======== Provided information

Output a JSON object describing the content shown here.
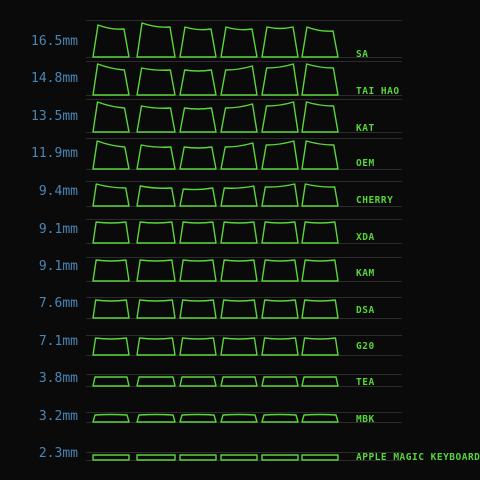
{
  "rows": [
    {
      "height": "16.5mm",
      "profile": "SA"
    },
    {
      "height": "14.8mm",
      "profile": "TAI HAO"
    },
    {
      "height": "13.5mm",
      "profile": "KAT"
    },
    {
      "height": "11.9mm",
      "profile": "OEM"
    },
    {
      "height": "9.4mm",
      "profile": "CHERRY"
    },
    {
      "height": "9.1mm",
      "profile": "XDA"
    },
    {
      "height": "9.1mm",
      "profile": "KAM"
    },
    {
      "height": "7.6mm",
      "profile": "DSA"
    },
    {
      "height": "7.1mm",
      "profile": "G20"
    },
    {
      "height": "3.8mm",
      "profile": "TEA"
    },
    {
      "height": "3.2mm",
      "profile": "MBK"
    },
    {
      "height": "2.3mm",
      "profile": "APPLE MAGIC KEYBOARD"
    }
  ],
  "colors": {
    "keycap": "#5ad63a",
    "height_label": "#4a86b5",
    "profile_label": "#58d43a",
    "background": "#0a0a0a"
  }
}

================

- _To be done_
Will you set down the records word for word while leaving out every picture?

- _Response_
Output a JSON object describing the content shown here.
{
  "rows": [
    {
      "height": "16.5mm",
      "profile": "SA"
    },
    {
      "height": "14.8mm",
      "profile": "TAI HAO"
    },
    {
      "height": "13.5mm",
      "profile": "KAT"
    },
    {
      "height": "11.9mm",
      "profile": "OEM"
    },
    {
      "height": "9.4mm",
      "profile": "CHERRY"
    },
    {
      "height": "9.1mm",
      "profile": "XDA"
    },
    {
      "height": "9.1mm",
      "profile": "KAM"
    },
    {
      "height": "7.6mm",
      "profile": "DSA"
    },
    {
      "height": "7.1mm",
      "profile": "G20"
    },
    {
      "height": "3.8mm",
      "profile": "TEA"
    },
    {
      "height": "3.2mm",
      "profile": "MBK"
    },
    {
      "height": "2.3mm",
      "profile": "APPLE MAGIC KEYBOARD"
    }
  ],
  "colors": {
    "keycap": "#5ad63a",
    "height_label": "#4a86b5",
    "profile_label": "#58d43a",
    "background": "#0a0a0a"
  }
}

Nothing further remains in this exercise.